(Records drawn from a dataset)
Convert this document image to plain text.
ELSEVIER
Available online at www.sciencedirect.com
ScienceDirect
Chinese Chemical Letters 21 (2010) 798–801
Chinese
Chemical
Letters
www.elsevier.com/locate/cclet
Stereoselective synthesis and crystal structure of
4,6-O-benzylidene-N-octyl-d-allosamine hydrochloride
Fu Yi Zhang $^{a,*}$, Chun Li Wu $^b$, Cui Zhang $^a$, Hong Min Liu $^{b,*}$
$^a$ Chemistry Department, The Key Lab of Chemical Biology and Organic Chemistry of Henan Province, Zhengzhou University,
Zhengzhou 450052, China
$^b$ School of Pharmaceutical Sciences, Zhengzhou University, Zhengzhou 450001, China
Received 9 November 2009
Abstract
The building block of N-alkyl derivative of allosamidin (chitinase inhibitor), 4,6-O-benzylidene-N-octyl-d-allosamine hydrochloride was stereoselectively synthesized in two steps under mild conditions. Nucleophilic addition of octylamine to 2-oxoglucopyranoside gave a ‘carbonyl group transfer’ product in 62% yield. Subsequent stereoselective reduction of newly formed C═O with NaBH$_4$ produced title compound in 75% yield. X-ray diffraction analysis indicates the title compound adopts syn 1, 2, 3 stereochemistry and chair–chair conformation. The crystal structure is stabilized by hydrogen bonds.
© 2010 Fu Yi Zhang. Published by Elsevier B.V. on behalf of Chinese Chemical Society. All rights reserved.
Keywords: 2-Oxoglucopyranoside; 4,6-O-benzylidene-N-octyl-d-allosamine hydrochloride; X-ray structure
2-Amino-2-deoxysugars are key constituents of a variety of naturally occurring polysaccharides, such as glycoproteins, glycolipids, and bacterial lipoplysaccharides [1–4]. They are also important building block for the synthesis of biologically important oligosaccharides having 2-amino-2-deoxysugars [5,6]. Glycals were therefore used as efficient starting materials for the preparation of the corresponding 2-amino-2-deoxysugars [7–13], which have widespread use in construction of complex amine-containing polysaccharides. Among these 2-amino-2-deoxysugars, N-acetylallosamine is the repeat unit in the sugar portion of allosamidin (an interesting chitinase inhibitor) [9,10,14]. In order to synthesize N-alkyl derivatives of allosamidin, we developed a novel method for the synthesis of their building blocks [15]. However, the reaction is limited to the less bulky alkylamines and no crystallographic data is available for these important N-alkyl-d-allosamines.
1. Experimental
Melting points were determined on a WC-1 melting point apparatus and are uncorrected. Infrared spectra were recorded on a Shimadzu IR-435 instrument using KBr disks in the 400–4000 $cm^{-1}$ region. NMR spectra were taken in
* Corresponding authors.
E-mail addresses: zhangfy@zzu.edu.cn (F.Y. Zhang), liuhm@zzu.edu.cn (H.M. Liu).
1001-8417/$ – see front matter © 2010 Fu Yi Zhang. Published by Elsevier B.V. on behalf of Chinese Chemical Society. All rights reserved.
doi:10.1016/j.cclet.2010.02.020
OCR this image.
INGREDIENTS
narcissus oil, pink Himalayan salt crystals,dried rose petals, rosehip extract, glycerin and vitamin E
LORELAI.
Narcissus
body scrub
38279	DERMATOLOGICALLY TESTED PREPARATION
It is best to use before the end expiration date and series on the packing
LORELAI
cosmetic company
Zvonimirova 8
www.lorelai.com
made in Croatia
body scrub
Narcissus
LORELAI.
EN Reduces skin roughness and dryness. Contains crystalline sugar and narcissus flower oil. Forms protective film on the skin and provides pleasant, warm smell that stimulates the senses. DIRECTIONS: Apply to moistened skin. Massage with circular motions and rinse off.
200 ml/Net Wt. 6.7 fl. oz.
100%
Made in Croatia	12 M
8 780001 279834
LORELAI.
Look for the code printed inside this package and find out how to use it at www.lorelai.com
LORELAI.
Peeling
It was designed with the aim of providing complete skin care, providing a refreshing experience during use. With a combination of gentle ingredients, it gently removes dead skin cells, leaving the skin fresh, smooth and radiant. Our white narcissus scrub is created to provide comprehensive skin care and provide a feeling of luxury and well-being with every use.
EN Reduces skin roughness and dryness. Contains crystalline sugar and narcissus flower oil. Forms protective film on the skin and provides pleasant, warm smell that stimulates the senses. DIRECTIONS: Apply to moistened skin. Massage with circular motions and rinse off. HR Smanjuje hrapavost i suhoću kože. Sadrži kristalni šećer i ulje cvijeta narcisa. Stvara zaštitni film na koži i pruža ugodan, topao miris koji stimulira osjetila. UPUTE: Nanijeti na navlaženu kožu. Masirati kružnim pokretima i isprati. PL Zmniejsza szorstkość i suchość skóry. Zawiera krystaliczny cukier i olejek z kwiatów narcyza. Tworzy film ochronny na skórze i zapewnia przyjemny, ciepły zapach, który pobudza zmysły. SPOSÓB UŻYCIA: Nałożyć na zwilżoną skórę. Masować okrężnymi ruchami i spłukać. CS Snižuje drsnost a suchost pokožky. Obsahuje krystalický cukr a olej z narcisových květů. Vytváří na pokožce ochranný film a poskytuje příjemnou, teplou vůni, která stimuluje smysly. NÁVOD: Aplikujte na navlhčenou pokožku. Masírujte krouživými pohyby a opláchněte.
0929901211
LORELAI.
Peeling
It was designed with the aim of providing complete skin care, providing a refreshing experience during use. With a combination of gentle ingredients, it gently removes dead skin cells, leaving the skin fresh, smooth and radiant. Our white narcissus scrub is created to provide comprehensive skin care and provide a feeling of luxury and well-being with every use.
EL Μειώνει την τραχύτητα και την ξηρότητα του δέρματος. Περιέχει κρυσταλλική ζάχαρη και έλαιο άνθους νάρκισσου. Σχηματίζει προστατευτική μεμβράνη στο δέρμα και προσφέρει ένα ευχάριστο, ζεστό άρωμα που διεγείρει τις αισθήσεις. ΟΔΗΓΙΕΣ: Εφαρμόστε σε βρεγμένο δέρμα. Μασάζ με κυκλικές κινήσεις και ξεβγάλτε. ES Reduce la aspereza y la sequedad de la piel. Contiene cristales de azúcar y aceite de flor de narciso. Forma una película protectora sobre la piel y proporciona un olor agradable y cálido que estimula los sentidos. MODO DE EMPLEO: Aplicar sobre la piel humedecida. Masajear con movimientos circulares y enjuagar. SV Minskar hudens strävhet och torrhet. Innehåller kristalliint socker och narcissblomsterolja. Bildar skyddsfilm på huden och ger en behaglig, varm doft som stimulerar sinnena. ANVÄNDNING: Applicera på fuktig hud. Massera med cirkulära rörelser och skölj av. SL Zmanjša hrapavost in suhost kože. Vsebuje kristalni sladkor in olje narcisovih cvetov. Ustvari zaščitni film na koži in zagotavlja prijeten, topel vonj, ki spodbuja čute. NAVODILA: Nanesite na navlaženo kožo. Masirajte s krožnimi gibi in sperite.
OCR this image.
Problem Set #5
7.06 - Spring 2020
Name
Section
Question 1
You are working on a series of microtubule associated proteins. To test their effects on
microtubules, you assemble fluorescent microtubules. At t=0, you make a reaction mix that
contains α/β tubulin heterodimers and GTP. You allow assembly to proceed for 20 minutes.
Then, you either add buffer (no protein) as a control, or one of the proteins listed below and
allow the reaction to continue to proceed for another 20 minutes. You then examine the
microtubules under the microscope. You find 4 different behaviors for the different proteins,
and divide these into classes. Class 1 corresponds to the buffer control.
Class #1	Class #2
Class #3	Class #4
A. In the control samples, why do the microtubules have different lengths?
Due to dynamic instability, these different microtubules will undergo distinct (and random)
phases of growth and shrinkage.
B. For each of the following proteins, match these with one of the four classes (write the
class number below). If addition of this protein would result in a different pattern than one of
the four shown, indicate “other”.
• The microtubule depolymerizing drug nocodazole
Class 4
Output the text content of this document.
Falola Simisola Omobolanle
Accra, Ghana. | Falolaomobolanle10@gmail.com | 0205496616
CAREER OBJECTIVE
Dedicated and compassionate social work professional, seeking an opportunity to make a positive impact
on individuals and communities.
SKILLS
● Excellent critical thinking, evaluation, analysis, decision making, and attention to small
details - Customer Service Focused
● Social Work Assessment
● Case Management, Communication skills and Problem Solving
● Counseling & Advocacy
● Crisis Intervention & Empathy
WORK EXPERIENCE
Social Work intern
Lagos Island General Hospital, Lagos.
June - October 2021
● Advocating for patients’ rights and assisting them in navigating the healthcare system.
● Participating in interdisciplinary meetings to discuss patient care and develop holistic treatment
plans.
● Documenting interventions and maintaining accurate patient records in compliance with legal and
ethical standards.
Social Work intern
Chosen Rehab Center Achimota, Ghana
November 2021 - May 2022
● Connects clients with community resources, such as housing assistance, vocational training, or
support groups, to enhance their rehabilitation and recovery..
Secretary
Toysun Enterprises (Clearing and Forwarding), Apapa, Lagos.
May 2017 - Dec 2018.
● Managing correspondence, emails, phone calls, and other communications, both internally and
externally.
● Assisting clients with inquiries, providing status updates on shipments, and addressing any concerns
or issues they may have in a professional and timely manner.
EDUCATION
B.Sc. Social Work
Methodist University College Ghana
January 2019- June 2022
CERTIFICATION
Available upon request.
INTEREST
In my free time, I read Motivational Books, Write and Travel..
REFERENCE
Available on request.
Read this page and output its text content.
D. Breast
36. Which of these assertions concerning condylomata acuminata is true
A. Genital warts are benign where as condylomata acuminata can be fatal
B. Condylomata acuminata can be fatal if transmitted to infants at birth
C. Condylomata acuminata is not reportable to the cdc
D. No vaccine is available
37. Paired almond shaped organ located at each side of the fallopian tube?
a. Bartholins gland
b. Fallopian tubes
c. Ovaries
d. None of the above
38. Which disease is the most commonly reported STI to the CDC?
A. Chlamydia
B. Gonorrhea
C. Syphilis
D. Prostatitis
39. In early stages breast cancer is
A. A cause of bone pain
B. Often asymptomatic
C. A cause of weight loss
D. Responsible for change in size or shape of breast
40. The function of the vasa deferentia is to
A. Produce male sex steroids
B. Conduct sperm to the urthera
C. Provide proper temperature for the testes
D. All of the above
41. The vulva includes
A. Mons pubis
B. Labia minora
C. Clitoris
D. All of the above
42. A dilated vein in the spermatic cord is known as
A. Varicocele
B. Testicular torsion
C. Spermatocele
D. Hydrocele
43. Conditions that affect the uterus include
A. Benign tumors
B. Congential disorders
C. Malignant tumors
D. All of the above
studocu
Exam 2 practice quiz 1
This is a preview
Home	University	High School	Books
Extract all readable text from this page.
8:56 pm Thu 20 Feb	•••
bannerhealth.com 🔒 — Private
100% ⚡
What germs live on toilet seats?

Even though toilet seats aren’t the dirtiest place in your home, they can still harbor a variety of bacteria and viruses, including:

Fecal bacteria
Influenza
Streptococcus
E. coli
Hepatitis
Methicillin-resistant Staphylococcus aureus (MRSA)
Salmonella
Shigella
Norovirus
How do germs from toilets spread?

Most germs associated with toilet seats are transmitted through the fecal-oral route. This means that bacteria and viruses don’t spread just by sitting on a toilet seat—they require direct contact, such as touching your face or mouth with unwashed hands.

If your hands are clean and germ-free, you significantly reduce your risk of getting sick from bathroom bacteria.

▶ _Exercise details_:
Which lines in the records above contain the string "free"? Copy them.

▶ _Your response_:
In my free time, I read Motivational Books, Write and Travel..
If your hands are clean and germ-free, you significantly reduce your risk of getting sick from bathroom bacteria.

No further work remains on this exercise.